***** Supplied data *****

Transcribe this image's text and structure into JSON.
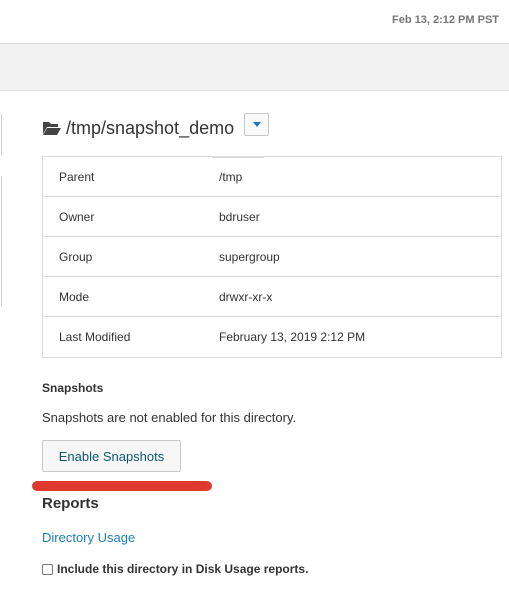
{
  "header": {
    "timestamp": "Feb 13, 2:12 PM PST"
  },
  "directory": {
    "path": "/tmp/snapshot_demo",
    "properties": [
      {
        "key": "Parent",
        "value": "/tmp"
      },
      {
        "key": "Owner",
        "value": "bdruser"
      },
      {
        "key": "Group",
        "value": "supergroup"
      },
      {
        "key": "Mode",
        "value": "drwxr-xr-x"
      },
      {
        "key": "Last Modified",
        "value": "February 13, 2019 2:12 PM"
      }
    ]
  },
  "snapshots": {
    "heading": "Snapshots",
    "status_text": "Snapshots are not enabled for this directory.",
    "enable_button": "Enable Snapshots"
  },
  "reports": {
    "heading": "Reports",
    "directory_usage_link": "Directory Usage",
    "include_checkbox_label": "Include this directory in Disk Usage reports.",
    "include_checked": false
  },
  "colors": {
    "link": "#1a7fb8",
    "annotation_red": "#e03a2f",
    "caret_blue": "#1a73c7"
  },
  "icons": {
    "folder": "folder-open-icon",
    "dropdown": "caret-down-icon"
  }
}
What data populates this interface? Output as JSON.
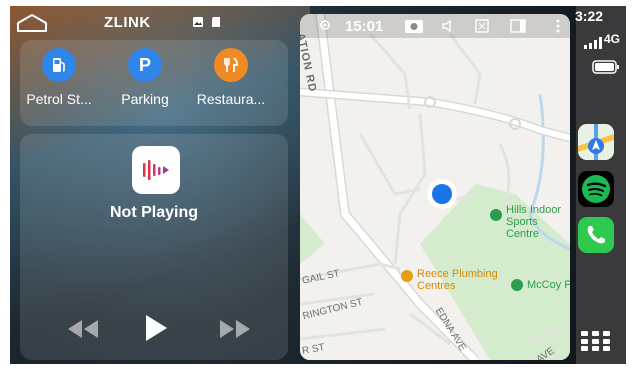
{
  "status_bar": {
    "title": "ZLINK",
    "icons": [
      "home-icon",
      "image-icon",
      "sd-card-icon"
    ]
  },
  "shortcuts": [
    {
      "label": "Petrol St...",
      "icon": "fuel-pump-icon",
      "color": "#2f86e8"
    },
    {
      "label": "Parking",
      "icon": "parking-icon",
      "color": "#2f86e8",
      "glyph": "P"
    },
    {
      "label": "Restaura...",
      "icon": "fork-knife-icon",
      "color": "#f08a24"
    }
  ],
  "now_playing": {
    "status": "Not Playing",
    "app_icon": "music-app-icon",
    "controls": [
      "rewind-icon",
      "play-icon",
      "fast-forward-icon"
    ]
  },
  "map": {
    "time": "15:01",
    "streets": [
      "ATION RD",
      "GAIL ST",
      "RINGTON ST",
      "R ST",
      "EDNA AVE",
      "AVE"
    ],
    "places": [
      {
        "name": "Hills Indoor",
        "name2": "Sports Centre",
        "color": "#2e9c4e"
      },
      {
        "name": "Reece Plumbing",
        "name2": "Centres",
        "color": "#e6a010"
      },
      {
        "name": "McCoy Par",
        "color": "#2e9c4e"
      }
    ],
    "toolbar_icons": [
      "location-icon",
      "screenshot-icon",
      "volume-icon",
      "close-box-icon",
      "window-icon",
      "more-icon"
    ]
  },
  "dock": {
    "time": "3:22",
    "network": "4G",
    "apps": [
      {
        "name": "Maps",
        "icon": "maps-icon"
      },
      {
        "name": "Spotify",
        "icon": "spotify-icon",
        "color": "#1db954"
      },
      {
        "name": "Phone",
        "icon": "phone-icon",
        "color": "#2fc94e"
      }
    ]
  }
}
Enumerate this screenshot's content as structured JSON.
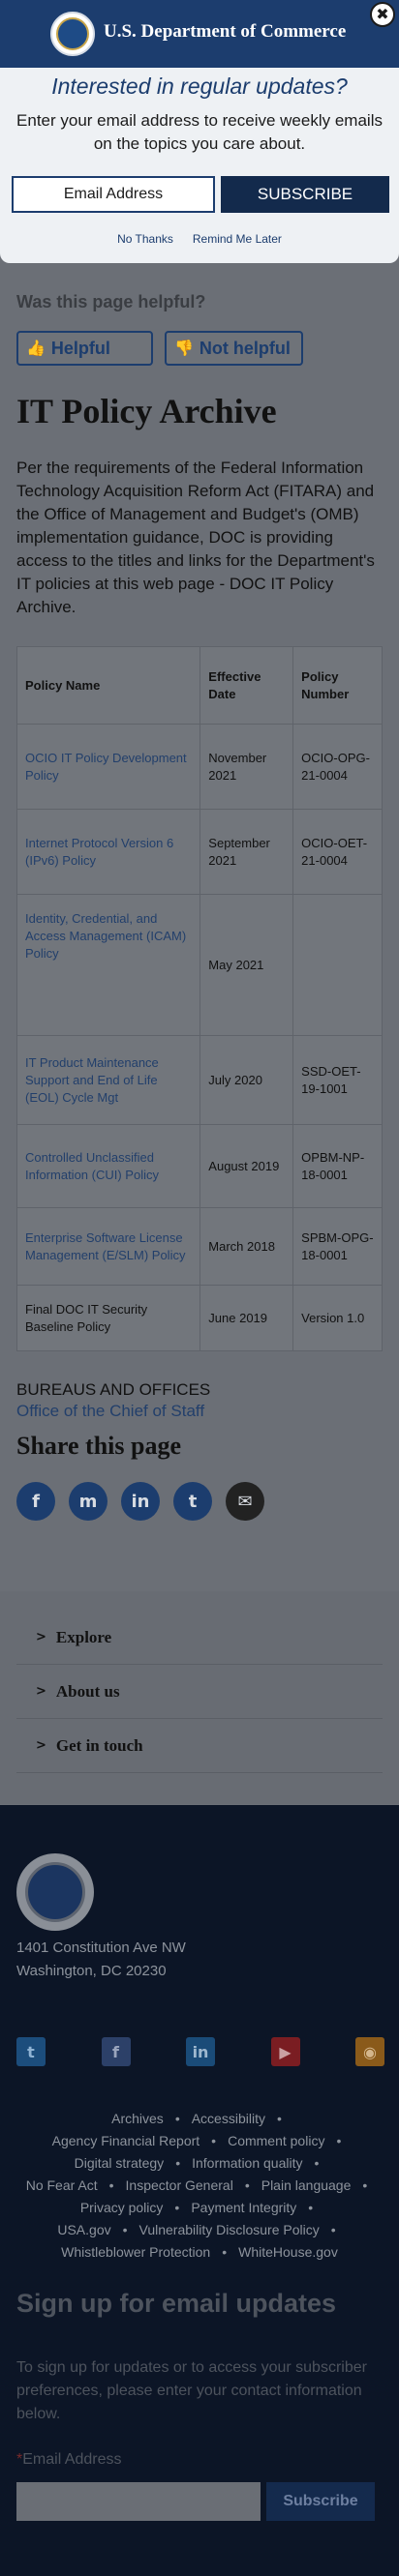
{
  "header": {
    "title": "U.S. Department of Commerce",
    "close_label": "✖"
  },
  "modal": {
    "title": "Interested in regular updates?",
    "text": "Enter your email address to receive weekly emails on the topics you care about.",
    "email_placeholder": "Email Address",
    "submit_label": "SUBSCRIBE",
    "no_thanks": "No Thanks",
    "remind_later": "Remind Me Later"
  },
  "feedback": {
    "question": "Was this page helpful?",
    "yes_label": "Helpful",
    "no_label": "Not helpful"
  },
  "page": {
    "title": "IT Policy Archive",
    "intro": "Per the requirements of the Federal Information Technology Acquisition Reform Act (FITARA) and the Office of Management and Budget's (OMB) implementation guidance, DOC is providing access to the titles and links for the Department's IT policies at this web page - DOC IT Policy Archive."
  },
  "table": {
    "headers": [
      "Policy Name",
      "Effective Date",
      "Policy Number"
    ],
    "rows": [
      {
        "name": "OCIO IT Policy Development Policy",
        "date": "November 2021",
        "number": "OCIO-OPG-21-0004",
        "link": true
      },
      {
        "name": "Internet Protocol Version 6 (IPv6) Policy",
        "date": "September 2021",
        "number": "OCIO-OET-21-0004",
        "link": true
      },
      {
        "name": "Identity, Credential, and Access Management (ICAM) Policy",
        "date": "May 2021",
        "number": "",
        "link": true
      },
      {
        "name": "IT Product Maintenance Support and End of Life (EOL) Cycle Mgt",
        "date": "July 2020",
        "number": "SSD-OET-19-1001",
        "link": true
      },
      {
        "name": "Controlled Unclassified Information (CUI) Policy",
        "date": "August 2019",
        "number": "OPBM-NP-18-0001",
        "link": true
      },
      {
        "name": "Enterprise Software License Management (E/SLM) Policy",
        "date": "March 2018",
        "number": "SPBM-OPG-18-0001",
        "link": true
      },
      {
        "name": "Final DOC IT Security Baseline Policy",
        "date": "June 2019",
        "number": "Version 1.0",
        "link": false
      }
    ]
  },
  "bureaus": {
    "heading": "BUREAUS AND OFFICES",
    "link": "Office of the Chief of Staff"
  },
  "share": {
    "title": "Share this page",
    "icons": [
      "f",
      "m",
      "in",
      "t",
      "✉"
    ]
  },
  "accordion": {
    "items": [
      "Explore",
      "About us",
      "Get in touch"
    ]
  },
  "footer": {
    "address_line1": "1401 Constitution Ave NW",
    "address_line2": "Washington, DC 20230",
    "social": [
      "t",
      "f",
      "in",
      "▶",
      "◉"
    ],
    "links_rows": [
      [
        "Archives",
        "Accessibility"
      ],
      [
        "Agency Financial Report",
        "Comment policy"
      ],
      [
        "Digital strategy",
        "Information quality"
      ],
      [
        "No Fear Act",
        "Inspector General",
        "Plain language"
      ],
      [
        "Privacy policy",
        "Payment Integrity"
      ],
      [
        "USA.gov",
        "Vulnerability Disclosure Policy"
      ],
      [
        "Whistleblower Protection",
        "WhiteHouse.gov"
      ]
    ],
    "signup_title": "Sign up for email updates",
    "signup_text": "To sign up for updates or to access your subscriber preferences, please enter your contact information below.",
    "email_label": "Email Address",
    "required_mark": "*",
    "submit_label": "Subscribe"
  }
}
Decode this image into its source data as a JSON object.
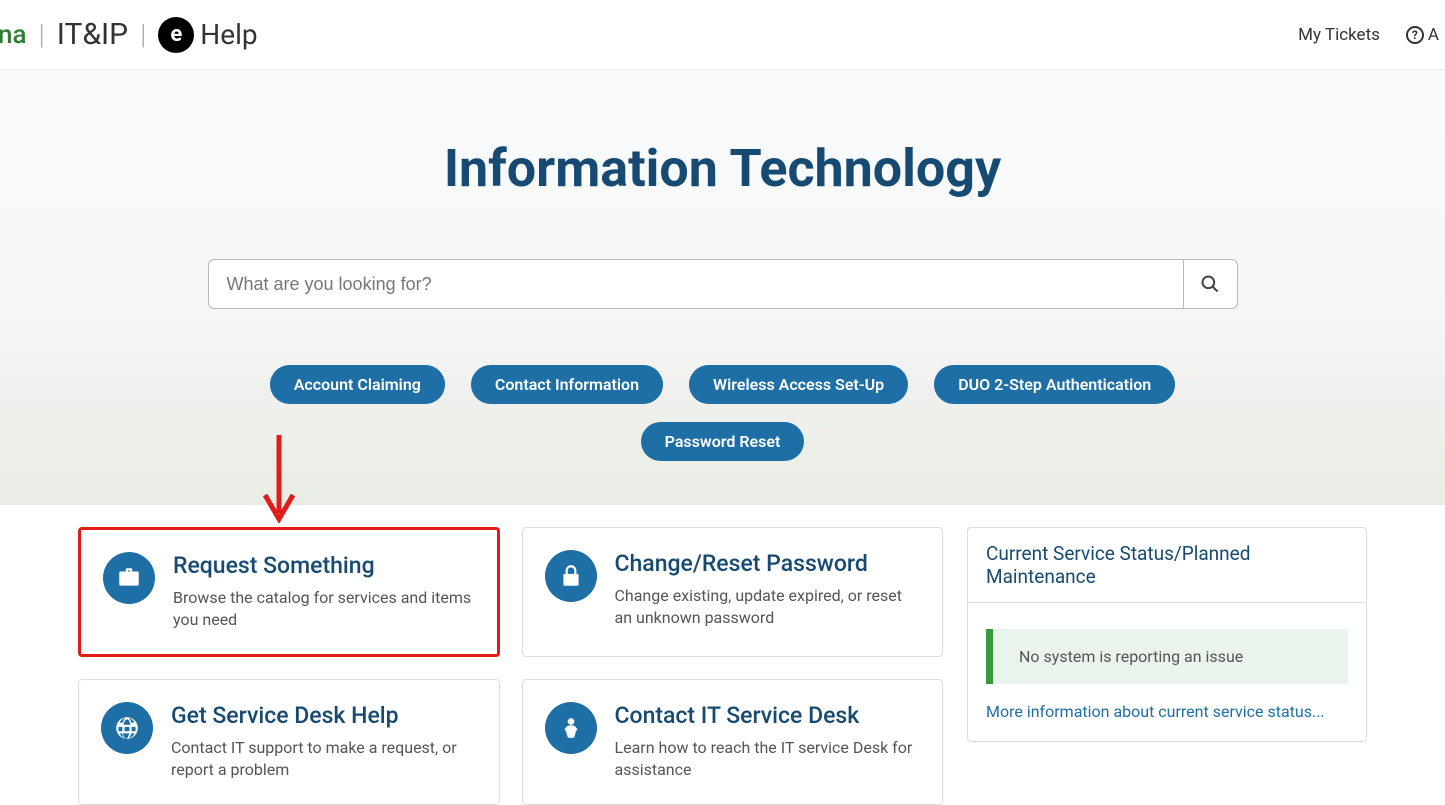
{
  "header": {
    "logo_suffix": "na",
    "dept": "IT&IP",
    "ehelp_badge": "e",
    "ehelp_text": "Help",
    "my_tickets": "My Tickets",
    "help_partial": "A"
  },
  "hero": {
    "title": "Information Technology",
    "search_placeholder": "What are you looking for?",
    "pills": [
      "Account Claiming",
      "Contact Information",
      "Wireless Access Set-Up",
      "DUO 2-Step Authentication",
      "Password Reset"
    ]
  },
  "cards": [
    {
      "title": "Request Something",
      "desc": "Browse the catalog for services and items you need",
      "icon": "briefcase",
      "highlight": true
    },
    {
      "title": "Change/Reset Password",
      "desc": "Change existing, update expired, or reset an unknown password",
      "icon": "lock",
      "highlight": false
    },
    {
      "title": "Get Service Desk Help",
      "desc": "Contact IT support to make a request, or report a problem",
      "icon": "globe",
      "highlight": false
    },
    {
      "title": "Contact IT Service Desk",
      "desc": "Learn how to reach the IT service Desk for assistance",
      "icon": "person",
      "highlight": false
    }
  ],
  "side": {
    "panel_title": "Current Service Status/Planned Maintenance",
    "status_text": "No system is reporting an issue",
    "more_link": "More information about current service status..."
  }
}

*****

Gather each line in these records that contains the string "updates".

**Correct answer**
    "title": "Interested in regular updates?",
    "signup_title": "Sign up for email updates",
    "signup_text": "To sign up for updates or to access your subscriber preferences, please enter your contact information below.",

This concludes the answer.